__Exercise__. Copy every line of the following data that includes the string "xlabel".

##### Data for the task #####

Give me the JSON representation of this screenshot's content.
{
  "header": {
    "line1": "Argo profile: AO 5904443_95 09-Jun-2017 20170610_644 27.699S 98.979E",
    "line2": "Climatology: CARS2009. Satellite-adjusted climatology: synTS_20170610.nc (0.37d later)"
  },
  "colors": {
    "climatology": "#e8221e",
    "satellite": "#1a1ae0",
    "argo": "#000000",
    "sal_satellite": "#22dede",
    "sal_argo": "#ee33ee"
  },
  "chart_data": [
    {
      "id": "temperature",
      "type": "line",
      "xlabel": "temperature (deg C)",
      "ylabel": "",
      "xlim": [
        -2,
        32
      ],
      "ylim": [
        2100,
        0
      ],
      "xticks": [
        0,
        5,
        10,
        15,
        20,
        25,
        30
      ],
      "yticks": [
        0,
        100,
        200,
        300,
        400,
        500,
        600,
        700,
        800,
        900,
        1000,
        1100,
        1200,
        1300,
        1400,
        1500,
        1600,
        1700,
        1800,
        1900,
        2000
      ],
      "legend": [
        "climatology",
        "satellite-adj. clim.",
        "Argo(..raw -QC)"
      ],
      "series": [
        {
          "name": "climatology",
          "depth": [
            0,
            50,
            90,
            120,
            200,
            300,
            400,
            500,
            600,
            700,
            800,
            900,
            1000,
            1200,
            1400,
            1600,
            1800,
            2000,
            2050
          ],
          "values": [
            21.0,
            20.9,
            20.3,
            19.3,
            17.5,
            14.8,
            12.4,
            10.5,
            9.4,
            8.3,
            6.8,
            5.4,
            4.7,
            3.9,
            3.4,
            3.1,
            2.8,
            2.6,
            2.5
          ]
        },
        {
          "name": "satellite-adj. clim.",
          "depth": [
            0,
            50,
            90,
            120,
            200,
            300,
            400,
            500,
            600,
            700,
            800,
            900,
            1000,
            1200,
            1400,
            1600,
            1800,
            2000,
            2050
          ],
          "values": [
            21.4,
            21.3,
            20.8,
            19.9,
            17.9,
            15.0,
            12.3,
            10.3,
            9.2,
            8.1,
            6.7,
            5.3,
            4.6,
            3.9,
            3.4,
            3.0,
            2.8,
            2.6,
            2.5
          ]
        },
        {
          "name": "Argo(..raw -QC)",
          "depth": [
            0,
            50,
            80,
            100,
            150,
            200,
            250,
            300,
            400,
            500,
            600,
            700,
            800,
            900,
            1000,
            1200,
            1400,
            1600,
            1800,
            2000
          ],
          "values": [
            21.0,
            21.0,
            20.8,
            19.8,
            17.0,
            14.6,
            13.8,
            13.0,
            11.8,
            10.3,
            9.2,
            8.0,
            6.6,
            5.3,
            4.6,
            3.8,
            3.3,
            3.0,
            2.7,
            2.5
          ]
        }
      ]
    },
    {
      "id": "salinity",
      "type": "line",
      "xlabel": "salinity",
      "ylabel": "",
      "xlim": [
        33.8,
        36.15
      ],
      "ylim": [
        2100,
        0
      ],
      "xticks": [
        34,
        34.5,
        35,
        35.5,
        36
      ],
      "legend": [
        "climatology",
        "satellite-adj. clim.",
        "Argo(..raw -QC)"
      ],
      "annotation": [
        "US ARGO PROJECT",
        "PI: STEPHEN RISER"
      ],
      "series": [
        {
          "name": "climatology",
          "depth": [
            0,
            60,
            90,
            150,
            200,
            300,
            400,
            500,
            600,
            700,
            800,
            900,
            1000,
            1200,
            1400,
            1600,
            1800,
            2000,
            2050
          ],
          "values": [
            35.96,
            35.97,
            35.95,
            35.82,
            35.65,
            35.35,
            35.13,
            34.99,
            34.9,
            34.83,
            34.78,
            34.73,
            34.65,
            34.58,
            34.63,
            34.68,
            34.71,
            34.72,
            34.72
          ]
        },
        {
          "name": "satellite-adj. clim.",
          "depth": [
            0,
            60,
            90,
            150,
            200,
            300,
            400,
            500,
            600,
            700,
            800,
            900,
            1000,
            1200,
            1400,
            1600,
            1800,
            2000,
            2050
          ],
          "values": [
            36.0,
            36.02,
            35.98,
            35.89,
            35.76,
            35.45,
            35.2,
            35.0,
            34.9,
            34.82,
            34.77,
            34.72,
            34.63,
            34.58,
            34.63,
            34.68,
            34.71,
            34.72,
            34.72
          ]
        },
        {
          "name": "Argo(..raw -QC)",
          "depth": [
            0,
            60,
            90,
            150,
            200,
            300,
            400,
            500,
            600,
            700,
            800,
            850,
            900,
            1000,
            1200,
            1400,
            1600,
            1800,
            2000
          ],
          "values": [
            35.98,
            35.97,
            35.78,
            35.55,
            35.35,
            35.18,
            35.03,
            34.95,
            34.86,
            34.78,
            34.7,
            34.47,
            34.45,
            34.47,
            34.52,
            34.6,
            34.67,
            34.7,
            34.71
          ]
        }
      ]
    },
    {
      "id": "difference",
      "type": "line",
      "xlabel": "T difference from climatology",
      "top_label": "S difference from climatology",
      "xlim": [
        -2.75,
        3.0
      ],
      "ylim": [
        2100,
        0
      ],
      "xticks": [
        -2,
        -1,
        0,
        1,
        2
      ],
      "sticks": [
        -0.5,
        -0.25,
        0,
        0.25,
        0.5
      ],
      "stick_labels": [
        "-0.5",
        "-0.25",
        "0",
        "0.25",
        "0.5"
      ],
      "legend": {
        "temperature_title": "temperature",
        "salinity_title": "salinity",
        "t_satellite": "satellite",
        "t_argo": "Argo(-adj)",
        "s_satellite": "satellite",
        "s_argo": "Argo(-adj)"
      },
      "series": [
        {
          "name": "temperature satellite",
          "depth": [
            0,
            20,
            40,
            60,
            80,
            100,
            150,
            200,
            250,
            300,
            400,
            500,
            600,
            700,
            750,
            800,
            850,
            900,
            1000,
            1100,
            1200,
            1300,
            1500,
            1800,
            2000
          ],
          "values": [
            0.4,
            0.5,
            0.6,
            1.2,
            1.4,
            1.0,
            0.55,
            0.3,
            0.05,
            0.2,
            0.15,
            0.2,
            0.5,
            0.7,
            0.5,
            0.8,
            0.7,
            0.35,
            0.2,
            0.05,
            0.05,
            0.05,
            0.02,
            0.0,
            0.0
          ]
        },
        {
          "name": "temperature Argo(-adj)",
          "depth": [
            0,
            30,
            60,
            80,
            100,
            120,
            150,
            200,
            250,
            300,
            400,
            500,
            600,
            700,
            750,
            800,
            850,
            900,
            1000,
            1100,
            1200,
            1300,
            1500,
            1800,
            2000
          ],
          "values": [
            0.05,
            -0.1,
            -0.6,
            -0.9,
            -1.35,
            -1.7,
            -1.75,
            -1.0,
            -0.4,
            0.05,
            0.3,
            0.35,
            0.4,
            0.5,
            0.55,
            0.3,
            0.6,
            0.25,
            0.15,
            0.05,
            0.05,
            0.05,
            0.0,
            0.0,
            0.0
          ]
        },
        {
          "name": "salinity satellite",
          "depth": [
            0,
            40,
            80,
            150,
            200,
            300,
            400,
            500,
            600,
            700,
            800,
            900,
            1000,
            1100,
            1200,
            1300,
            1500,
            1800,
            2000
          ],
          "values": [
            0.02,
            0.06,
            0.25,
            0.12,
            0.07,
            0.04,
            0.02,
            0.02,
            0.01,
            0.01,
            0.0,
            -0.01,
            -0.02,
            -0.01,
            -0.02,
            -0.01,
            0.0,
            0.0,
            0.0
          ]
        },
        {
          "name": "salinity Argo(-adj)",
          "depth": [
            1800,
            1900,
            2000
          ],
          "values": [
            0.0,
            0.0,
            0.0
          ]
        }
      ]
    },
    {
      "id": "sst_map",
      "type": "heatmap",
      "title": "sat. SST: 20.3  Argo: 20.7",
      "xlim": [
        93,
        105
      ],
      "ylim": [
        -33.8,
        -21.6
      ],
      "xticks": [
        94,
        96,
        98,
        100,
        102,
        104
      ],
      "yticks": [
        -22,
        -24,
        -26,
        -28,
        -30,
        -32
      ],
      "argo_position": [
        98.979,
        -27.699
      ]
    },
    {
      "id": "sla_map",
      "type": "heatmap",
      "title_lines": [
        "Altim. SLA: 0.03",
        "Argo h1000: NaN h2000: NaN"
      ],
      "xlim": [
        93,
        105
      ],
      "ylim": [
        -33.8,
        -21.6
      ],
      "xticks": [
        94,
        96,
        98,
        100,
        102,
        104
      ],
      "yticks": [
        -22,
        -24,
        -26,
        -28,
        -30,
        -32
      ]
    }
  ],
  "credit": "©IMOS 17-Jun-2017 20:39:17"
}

#####

__Answer to the task__.
      "xlabel": "temperature (deg C)",
      "xlabel": "salinity",
      "xlabel": "T difference from climatology",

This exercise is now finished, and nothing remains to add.